> **Requirement**
Under this task are some entries; return every one of them exactly.

> **Data supplied**
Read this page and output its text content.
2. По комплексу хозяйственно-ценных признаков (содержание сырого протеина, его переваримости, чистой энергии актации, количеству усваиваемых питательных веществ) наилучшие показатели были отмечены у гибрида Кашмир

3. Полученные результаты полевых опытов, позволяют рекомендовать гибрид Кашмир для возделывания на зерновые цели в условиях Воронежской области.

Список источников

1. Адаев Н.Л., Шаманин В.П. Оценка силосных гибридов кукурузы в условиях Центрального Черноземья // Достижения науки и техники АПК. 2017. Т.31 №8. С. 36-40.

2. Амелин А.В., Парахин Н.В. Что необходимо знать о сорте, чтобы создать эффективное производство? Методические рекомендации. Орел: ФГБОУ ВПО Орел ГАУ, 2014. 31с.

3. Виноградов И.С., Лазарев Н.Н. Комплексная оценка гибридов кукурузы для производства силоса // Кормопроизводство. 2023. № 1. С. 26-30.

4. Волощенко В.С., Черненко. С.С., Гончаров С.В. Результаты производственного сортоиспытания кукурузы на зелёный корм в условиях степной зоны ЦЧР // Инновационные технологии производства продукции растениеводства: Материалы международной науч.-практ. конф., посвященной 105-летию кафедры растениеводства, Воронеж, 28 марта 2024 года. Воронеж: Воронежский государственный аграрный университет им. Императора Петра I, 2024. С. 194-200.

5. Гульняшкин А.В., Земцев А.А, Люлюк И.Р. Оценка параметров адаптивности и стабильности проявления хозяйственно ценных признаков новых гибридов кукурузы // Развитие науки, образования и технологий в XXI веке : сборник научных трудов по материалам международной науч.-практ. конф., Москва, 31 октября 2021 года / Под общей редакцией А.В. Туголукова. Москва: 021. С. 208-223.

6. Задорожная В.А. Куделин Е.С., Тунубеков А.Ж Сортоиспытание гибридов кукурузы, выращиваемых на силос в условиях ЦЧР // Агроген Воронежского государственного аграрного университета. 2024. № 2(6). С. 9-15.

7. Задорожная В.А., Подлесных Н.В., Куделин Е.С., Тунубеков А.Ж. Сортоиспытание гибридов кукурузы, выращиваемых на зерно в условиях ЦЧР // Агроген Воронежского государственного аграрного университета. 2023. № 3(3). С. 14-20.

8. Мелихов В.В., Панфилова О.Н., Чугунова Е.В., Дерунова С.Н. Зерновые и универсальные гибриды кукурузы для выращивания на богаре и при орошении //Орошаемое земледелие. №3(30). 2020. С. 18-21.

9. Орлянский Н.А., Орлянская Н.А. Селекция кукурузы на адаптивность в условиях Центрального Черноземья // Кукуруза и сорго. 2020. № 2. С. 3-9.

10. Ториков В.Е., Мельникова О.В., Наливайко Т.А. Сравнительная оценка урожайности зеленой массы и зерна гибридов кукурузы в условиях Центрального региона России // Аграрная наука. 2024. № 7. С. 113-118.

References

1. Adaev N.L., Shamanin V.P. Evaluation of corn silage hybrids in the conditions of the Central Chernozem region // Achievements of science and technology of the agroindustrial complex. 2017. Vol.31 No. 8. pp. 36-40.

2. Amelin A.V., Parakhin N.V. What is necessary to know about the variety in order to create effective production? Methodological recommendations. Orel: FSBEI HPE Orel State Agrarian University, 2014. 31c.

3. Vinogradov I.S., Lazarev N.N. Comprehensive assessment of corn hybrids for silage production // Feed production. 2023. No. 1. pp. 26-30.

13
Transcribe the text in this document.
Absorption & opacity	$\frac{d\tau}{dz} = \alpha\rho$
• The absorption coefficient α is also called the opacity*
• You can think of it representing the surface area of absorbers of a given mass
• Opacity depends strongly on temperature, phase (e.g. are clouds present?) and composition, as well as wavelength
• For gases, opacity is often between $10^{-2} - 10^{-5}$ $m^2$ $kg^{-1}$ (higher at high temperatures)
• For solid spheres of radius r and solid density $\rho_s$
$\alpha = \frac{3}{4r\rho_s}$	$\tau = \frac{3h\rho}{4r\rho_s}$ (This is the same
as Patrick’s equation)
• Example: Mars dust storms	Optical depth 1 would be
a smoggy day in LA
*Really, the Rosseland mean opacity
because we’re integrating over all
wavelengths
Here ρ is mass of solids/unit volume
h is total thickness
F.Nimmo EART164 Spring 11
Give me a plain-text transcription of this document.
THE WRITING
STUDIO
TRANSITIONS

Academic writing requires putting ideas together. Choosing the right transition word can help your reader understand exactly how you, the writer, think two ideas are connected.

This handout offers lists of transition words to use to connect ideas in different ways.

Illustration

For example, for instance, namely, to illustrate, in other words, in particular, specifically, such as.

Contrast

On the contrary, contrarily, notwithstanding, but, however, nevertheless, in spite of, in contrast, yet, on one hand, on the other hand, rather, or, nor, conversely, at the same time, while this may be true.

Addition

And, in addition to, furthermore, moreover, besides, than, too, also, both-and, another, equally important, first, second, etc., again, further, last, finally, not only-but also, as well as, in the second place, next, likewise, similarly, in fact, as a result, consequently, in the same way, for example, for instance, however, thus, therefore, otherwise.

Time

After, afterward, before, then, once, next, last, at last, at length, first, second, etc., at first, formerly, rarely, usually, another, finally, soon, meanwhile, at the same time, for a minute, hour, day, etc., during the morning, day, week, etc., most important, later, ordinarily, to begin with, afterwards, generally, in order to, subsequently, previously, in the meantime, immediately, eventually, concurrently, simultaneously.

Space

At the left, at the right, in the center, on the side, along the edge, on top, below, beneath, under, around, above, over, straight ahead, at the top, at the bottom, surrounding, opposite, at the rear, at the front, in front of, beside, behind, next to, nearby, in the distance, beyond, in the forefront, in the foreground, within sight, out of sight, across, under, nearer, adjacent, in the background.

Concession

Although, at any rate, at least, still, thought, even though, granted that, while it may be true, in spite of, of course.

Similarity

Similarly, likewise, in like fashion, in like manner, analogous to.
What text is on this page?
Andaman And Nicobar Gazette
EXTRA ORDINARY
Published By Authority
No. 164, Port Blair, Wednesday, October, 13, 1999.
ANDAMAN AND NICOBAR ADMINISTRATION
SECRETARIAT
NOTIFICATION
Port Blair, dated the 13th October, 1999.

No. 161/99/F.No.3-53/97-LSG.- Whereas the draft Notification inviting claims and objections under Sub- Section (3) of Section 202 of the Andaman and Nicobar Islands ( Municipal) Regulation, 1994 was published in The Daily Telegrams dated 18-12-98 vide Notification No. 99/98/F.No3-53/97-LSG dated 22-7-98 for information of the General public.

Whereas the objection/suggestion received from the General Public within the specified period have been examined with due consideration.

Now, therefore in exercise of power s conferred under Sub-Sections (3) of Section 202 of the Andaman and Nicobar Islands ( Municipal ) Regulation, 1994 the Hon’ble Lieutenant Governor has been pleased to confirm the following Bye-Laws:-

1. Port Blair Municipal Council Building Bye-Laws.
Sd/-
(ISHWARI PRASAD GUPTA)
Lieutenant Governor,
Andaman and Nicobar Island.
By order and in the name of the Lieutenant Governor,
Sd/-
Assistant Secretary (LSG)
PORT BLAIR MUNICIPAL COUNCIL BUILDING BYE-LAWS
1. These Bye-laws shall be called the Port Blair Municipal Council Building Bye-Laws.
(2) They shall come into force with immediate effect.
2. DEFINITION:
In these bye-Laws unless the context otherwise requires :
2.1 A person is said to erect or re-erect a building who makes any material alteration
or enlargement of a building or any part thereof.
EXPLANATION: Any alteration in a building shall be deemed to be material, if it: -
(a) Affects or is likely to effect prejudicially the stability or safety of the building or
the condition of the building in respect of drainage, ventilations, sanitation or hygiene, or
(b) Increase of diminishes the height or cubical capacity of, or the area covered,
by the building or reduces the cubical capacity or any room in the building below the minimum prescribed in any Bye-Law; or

> **Worked solution**
Read this page and output its text content.
2. По комплексу хозяйственно-ценных признаков (содержание сырого протеина, его переваримости, чистой энергии актации, количеству усваиваемых питательных веществ) наилучшие показатели были отмечены у гибрида Кашмир

3. Полученные результаты полевых опытов, позволяют рекомендовать гибрид Кашмир для возделывания на зерновые цели в условиях Воронежской области.

Список источников

1. Адаев Н.Л., Шаманин В.П. Оценка силосных гибридов кукурузы в условиях Центрального Черноземья // Достижения науки и техники АПК. 2017. Т.31 №8. С. 36-40.

2. Амелин А.В., Парахин Н.В. Что необходимо знать о сорте, чтобы создать эффективное производство? Методические рекомендации. Орел: ФГБОУ ВПО Орел ГАУ, 2014. 31с.

3. Виноградов И.С., Лазарев Н.Н. Комплексная оценка гибридов кукурузы для производства силоса // Кормопроизводство. 2023. № 1. С. 26-30.

4. Волощенко В.С., Черненко. С.С., Гончаров С.В. Результаты производственного сортоиспытания кукурузы на зелёный корм в условиях степной зоны ЦЧР // Инновационные технологии производства продукции растениеводства: Материалы международной науч.-практ. конф., посвященной 105-летию кафедры растениеводства, Воронеж, 28 марта 2024 года. Воронеж: Воронежский государственный аграрный университет им. Императора Петра I, 2024. С. 194-200.

5. Гульняшкин А.В., Земцев А.А, Люлюк И.Р. Оценка параметров адаптивности и стабильности проявления хозяйственно ценных признаков новых гибридов кукурузы // Развитие науки, образования и технологий в XXI веке : сборник научных трудов по материалам международной науч.-практ. конф., Москва, 31 октября 2021 года / Под общей редакцией А.В. Туголукова. Москва: 021. С. 208-223.

6. Задорожная В.А. Куделин Е.С., Тунубеков А.Ж Сортоиспытание гибридов кукурузы, выращиваемых на силос в условиях ЦЧР // Агроген Воронежского государственного аграрного университета. 2024. № 2(6). С. 9-15.

7. Задорожная В.А., Подлесных Н.В., Куделин Е.С., Тунубеков А.Ж. Сортоиспытание гибридов кукурузы, выращиваемых на зерно в условиях ЦЧР // Агроген Воронежского государственного аграрного университета. 2023. № 3(3). С. 14-20.

8. Мелихов В.В., Панфилова О.Н., Чугунова Е.В., Дерунова С.Н. Зерновые и универсальные гибриды кукурузы для выращивания на богаре и при орошении //Орошаемое земледелие. №3(30). 2020. С. 18-21.

9. Орлянский Н.А., Орлянская Н.А. Селекция кукурузы на адаптивность в условиях Центрального Черноземья // Кукуруза и сорго. 2020. № 2. С. 3-9.

10. Ториков В.Е., Мельникова О.В., Наливайко Т.А. Сравнительная оценка урожайности зеленой массы и зерна гибридов кукурузы в условиях Центрального региона России // Аграрная наука. 2024. № 7. С. 113-118.

References

1. Adaev N.L., Shamanin V.P. Evaluation of corn silage hybrids in the conditions of the Central Chernozem region // Achievements of science and technology of the agroindustrial complex. 2017. Vol.31 No. 8. pp. 36-40.

2. Amelin A.V., Parakhin N.V. What is necessary to know about the variety in order to create effective production? Methodological recommendations. Orel: FSBEI HPE Orel State Agrarian University, 2014. 31c.

3. Vinogradov I.S., Lazarev N.N. Comprehensive assessment of corn hybrids for silage production // Feed production. 2023. No. 1. pp. 26-30.

13
Transcribe the text in this document.
Absorption & opacity	$\frac{d\tau}{dz} = \alpha\rho$
• The absorption coefficient α is also called the opacity*
• You can think of it representing the surface area of absorbers of a given mass
• Opacity depends strongly on temperature, phase (e.g. are clouds present?) and composition, as well as wavelength
• For gases, opacity is often between $10^{-2} - 10^{-5}$ $m^2$ $kg^{-1}$ (higher at high temperatures)
• For solid spheres of radius r and solid density $\rho_s$
$\alpha = \frac{3}{4r\rho_s}$	$\tau = \frac{3h\rho}{4r\rho_s}$ (This is the same
as Patrick’s equation)
• Example: Mars dust storms	Optical depth 1 would be
a smoggy day in LA
*Really, the Rosseland mean opacity
because we’re integrating over all
wavelengths
Here ρ is mass of solids/unit volume
h is total thickness
F.Nimmo EART164 Spring 11
Give me a plain-text transcription of this document.
THE WRITING
STUDIO
TRANSITIONS

Academic writing requires putting ideas together. Choosing the right transition word can help your reader understand exactly how you, the writer, think two ideas are connected.

This handout offers lists of transition words to use to connect ideas in different ways.

Illustration

For example, for instance, namely, to illustrate, in other words, in particular, specifically, such as.

Contrast

On the contrary, contrarily, notwithstanding, but, however, nevertheless, in spite of, in contrast, yet, on one hand, on the other hand, rather, or, nor, conversely, at the same time, while this may be true.

Addition

And, in addition to, furthermore, moreover, besides, than, too, also, both-and, another, equally important, first, second, etc., again, further, last, finally, not only-but also, as well as, in the second place, next, likewise, similarly, in fact, as a result, consequently, in the same way, for example, for instance, however, thus, therefore, otherwise.

Time

After, afterward, before, then, once, next, last, at last, at length, first, second, etc., at first, formerly, rarely, usually, another, finally, soon, meanwhile, at the same time, for a minute, hour, day, etc., during the morning, day, week, etc., most important, later, ordinarily, to begin with, afterwards, generally, in order to, subsequently, previously, in the meantime, immediately, eventually, concurrently, simultaneously.

Space

At the left, at the right, in the center, on the side, along the edge, on top, below, beneath, under, around, above, over, straight ahead, at the top, at the bottom, surrounding, opposite, at the rear, at the front, in front of, beside, behind, next to, nearby, in the distance, beyond, in the forefront, in the foreground, within sight, out of sight, across, under, nearer, adjacent, in the background.

Concession

Although, at any rate, at least, still, thought, even though, granted that, while it may be true, in spite of, of course.

Similarity

Similarly, likewise, in like fashion, in like manner, analogous to.
What text is on this page?
Andaman And Nicobar Gazette
EXTRA ORDINARY
Published By Authority
No. 164, Port Blair, Wednesday, October, 13, 1999.
ANDAMAN AND NICOBAR ADMINISTRATION
SECRETARIAT
NOTIFICATION
Port Blair, dated the 13th October, 1999.

No. 161/99/F.No.3-53/97-LSG.- Whereas the draft Notification inviting claims and objections under Sub- Section (3) of Section 202 of the Andaman and Nicobar Islands ( Municipal) Regulation, 1994 was published in The Daily Telegrams dated 18-12-98 vide Notification No. 99/98/F.No3-53/97-LSG dated 22-7-98 for information of the General public.

Whereas the objection/suggestion received from the General Public within the specified period have been examined with due consideration.

Now, therefore in exercise of power s conferred under Sub-Sections (3) of Section 202 of the Andaman and Nicobar Islands ( Municipal ) Regulation, 1994 the Hon’ble Lieutenant Governor has been pleased to confirm the following Bye-Laws:-

1. Port Blair Municipal Council Building Bye-Laws.
Sd/-
(ISHWARI PRASAD GUPTA)
Lieutenant Governor,
Andaman and Nicobar Island.
By order and in the name of the Lieutenant Governor,
Sd/-
Assistant Secretary (LSG)
PORT BLAIR MUNICIPAL COUNCIL BUILDING BYE-LAWS
1. These Bye-laws shall be called the Port Blair Municipal Council Building Bye-Laws.
(2) They shall come into force with immediate effect.
2. DEFINITION:
In these bye-Laws unless the context otherwise requires :
2.1 A person is said to erect or re-erect a building who makes any material alteration
or enlargement of a building or any part thereof.
EXPLANATION: Any alteration in a building shall be deemed to be material, if it: -
(a) Affects or is likely to effect prejudicially the stability or safety of the building or
the condition of the building in respect of drainage, ventilations, sanitation or hygiene, or
(b) Increase of diminishes the height or cubical capacity of, or the area covered,
by the building or reduces the cubical capacity or any room in the building below the minimum prescribed in any Bye-Law; or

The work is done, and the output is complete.